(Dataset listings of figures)
----------

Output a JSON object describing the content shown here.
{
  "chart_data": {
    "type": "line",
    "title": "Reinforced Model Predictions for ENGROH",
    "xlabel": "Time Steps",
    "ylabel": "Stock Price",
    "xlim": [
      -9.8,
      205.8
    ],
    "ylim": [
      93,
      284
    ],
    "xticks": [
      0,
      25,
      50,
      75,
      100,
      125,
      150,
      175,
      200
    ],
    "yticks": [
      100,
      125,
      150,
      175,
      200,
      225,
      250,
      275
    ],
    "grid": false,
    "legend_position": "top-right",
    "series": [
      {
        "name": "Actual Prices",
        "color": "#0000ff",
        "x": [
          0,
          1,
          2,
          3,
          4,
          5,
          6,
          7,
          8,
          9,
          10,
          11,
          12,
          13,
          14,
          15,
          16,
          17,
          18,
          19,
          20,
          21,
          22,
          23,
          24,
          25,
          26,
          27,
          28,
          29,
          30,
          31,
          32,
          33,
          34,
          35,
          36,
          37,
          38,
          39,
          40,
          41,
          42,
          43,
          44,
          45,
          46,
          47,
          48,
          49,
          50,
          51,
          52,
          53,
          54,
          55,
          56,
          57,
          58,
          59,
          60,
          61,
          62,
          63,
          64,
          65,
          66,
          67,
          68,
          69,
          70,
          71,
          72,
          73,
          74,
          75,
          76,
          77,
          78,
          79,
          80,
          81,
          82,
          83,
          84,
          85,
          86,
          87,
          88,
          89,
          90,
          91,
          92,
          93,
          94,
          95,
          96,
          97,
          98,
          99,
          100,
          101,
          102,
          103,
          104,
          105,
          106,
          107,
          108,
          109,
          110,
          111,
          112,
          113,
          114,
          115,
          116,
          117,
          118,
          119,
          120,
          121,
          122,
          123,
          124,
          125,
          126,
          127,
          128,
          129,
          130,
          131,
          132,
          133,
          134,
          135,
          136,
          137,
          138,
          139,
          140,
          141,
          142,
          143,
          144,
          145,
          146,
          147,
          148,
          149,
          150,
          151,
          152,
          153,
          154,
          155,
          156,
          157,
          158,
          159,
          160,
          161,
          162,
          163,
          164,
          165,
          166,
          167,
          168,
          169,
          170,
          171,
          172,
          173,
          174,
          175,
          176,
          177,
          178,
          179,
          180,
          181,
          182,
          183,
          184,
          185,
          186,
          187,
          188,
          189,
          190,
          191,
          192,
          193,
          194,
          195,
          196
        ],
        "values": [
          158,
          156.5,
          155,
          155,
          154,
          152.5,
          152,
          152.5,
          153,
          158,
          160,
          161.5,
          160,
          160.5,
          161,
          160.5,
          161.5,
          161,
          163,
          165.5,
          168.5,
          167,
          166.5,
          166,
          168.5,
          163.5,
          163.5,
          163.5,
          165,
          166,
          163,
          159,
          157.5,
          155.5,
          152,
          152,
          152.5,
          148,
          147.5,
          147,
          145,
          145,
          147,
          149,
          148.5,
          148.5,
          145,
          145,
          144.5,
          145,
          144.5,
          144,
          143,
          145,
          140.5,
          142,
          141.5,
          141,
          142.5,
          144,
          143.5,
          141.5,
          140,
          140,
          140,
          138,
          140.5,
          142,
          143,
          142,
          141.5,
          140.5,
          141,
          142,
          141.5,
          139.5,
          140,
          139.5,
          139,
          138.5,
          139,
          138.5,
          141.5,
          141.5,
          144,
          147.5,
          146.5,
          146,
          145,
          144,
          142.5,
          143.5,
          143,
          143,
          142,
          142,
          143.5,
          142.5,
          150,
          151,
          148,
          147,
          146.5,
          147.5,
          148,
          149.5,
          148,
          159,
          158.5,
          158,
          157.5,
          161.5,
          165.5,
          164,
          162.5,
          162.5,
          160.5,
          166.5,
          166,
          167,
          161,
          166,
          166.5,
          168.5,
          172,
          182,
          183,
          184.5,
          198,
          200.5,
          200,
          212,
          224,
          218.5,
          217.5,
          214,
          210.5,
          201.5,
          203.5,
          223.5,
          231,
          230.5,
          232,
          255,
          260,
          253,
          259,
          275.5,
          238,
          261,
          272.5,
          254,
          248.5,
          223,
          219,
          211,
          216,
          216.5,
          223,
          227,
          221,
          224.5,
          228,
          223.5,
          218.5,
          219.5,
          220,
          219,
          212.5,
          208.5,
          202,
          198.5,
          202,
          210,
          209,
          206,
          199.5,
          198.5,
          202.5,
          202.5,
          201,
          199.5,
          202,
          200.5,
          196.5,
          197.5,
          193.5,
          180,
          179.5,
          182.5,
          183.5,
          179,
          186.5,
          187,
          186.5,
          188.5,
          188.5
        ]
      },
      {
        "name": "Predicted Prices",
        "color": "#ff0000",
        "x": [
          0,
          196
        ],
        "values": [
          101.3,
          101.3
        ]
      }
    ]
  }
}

----------

- _THE EXERCISE_
Wherever the word "Prices" occurs in a line of the listing, copy that line.

- _TASK OUTPUT_
        "name": "Actual Prices",
        "name": "Predicted Prices",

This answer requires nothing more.